-- START Records supplied --
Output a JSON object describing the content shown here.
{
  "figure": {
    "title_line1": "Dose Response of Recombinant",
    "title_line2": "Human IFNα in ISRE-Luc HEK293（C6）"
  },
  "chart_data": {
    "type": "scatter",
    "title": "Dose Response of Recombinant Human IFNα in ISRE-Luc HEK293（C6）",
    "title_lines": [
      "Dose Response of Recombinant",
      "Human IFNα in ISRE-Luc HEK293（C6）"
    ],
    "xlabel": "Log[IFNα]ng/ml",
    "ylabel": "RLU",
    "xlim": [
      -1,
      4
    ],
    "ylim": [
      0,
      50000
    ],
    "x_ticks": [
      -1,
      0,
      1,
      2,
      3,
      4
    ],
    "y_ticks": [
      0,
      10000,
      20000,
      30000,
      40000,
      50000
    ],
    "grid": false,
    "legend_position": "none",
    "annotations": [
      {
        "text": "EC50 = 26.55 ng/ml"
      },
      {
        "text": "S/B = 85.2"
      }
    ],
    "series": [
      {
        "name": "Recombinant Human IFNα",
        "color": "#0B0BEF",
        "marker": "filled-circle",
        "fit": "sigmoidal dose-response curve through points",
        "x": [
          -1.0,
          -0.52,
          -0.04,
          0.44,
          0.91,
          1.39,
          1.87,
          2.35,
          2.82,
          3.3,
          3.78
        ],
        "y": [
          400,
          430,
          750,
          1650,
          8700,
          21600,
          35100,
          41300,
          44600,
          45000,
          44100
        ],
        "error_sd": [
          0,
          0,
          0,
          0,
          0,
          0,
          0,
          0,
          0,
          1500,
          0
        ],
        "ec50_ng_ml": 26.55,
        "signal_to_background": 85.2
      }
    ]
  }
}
-- END Records supplied --
→ What is needed
Transcribe each record exactly. Leave nothing out.

→ Finished exercise
Output a JSON object describing the content shown here.
{
  "figure": {
    "title_line1": "Dose Response of Recombinant",
    "title_line2": "Human IFNα in ISRE-Luc HEK293（C6）"
  },
  "chart_data": {
    "type": "scatter",
    "title": "Dose Response of Recombinant Human IFNα in ISRE-Luc HEK293（C6）",
    "title_lines": [
      "Dose Response of Recombinant",
      "Human IFNα in ISRE-Luc HEK293（C6）"
    ],
    "xlabel": "Log[IFNα]ng/ml",
    "ylabel": "RLU",
    "xlim": [
      -1,
      4
    ],
    "ylim": [
      0,
      50000
    ],
    "x_ticks": [
      -1,
      0,
      1,
      2,
      3,
      4
    ],
    "y_ticks": [
      0,
      10000,
      20000,
      30000,
      40000,
      50000
    ],
    "grid": false,
    "legend_position": "none",
    "annotations": [
      {
        "text": "EC50 = 26.55 ng/ml"
      },
      {
        "text": "S/B = 85.2"
      }
    ],
    "series": [
      {
        "name": "Recombinant Human IFNα",
        "color": "#0B0BEF",
        "marker": "filled-circle",
        "fit": "sigmoidal dose-response curve through points",
        "x": [
          -1.0,
          -0.52,
          -0.04,
          0.44,
          0.91,
          1.39,
          1.87,
          2.35,
          2.82,
          3.3,
          3.78
        ],
        "y": [
          400,
          430,
          750,
          1650,
          8700,
          21600,
          35100,
          41300,
          44600,
          45000,
          44100
        ],
        "error_sd": [
          0,
          0,
          0,
          0,
          0,
          0,
          0,
          0,
          0,
          1500,
          0
        ],
        "ec50_ng_ml": 26.55,
        "signal_to_background": 85.2
      }
    ]
  }
}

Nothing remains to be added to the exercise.